** What the task asks **
Show every line in the records below that contains the word "投稿本数".
--------------------
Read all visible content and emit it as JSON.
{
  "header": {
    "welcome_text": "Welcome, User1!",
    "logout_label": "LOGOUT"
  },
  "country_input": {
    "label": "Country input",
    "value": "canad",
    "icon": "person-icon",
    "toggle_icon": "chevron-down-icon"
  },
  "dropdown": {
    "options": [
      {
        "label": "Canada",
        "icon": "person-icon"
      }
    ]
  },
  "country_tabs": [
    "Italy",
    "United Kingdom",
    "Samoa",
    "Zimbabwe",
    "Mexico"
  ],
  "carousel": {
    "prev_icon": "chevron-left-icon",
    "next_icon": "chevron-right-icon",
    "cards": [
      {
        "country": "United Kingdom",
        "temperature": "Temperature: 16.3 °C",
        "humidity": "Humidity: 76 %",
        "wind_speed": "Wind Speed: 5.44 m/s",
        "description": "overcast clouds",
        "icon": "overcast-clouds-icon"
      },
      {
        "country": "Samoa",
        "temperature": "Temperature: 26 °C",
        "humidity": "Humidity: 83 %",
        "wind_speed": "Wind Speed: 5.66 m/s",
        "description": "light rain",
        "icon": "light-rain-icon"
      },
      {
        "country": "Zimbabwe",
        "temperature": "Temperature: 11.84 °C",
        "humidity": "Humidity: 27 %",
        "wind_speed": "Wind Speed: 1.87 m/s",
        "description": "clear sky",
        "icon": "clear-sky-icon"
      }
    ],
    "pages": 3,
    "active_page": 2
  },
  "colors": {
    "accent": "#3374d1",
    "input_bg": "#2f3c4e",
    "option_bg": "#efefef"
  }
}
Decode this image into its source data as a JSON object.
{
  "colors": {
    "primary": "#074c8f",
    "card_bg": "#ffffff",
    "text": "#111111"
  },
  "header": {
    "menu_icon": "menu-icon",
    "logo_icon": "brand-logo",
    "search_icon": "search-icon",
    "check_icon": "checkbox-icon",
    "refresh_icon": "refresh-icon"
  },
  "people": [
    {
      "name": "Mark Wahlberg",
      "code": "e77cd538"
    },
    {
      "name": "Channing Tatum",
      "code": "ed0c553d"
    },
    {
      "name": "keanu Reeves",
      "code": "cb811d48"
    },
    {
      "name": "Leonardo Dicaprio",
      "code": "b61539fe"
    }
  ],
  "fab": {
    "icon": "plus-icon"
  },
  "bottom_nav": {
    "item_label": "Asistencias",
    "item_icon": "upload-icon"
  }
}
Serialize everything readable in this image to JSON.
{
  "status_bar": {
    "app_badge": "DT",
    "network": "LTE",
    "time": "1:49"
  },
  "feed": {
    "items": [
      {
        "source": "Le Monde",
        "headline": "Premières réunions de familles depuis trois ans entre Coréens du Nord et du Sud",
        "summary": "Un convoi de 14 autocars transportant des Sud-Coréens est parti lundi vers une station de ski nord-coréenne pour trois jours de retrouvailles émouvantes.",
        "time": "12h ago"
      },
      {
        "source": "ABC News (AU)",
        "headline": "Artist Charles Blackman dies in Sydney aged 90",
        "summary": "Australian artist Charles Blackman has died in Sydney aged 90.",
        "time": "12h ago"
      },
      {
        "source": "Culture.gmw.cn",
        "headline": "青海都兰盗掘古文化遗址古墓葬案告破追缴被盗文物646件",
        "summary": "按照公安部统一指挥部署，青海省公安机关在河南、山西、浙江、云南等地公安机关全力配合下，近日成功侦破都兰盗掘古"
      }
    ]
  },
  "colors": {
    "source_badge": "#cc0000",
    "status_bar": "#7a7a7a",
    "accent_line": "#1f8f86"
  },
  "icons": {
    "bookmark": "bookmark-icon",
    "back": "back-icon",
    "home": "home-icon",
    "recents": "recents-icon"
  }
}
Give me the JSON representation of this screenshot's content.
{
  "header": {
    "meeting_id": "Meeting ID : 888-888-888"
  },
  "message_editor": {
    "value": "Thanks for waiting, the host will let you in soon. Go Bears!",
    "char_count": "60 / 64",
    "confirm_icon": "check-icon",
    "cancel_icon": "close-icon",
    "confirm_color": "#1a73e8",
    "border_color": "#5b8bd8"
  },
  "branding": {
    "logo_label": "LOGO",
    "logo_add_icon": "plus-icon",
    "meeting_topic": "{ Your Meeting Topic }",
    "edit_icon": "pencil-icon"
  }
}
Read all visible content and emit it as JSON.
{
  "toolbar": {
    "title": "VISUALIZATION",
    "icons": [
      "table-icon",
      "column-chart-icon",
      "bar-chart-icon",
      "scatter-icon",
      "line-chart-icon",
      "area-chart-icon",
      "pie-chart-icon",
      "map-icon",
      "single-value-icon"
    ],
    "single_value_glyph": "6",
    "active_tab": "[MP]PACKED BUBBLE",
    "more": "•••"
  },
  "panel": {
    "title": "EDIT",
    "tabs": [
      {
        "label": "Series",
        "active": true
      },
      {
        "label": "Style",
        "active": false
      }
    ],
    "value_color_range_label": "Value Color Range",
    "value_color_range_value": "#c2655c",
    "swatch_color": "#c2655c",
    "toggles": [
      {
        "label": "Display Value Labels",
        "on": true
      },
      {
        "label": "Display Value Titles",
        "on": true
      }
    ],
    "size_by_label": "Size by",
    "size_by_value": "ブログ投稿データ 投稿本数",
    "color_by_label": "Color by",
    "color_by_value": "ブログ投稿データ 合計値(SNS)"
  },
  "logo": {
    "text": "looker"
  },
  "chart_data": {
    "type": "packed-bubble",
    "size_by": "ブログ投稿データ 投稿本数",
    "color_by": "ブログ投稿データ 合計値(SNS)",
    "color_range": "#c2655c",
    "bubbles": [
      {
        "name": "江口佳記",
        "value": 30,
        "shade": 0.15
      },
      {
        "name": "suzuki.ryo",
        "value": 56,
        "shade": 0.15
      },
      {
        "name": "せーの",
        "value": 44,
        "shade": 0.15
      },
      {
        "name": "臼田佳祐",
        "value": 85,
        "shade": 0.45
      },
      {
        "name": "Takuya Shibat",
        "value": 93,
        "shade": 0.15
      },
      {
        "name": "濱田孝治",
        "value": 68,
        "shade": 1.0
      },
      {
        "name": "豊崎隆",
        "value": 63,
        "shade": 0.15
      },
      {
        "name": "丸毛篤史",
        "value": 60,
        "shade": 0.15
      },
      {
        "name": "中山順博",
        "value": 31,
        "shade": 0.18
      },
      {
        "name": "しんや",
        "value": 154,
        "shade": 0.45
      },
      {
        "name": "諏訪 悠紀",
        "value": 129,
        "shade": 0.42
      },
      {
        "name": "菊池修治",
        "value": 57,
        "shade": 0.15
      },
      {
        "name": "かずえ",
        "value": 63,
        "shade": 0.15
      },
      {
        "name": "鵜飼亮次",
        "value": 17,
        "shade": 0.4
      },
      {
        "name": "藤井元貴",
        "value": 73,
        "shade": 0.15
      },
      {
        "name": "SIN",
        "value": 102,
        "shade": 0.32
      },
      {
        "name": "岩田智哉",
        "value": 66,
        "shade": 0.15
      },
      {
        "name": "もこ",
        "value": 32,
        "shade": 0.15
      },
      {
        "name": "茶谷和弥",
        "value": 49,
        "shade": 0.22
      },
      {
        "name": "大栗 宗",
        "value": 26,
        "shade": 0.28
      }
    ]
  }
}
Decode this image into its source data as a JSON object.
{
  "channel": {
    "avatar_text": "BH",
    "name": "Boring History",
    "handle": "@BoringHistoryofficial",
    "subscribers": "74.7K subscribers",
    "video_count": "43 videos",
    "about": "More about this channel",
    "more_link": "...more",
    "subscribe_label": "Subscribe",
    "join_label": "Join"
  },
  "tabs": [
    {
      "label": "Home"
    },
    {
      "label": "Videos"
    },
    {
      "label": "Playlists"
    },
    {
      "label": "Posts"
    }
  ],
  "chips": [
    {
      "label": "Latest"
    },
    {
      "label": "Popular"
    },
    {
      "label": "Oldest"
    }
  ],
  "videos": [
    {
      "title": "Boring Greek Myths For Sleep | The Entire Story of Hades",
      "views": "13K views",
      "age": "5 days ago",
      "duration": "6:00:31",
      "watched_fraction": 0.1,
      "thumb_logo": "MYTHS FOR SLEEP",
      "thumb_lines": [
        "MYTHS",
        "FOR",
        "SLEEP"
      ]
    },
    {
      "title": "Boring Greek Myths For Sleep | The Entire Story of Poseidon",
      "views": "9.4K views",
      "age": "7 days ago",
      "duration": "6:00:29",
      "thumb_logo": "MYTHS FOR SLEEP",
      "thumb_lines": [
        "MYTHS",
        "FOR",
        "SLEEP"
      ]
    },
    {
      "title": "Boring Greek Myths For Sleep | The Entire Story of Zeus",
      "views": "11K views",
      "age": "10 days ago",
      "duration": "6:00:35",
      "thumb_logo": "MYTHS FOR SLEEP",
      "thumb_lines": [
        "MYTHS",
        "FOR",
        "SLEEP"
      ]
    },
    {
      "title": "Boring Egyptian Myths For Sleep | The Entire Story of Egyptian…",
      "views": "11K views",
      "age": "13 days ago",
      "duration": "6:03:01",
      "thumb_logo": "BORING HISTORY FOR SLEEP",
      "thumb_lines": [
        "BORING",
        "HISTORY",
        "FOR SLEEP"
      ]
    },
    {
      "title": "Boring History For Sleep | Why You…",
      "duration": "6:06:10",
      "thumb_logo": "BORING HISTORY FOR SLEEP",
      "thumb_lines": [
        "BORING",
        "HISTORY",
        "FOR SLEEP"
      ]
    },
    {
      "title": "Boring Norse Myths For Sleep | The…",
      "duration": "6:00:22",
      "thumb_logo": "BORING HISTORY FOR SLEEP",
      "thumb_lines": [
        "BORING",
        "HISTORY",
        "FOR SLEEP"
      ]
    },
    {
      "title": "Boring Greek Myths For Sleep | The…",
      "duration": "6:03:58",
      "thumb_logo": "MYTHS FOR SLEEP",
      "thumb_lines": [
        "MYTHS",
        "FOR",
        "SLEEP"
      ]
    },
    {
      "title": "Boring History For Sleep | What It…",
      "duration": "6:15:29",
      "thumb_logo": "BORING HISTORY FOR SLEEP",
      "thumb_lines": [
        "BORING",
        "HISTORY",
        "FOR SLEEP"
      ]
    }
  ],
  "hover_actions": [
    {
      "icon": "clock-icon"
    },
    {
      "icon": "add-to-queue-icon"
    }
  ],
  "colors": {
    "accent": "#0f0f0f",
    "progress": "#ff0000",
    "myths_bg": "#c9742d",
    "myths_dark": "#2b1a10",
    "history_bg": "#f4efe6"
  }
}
--------------------
** Exercise solution **
    "size_by_value": "ブログ投稿データ 投稿本数",
    "size_by": "ブログ投稿データ 投稿本数",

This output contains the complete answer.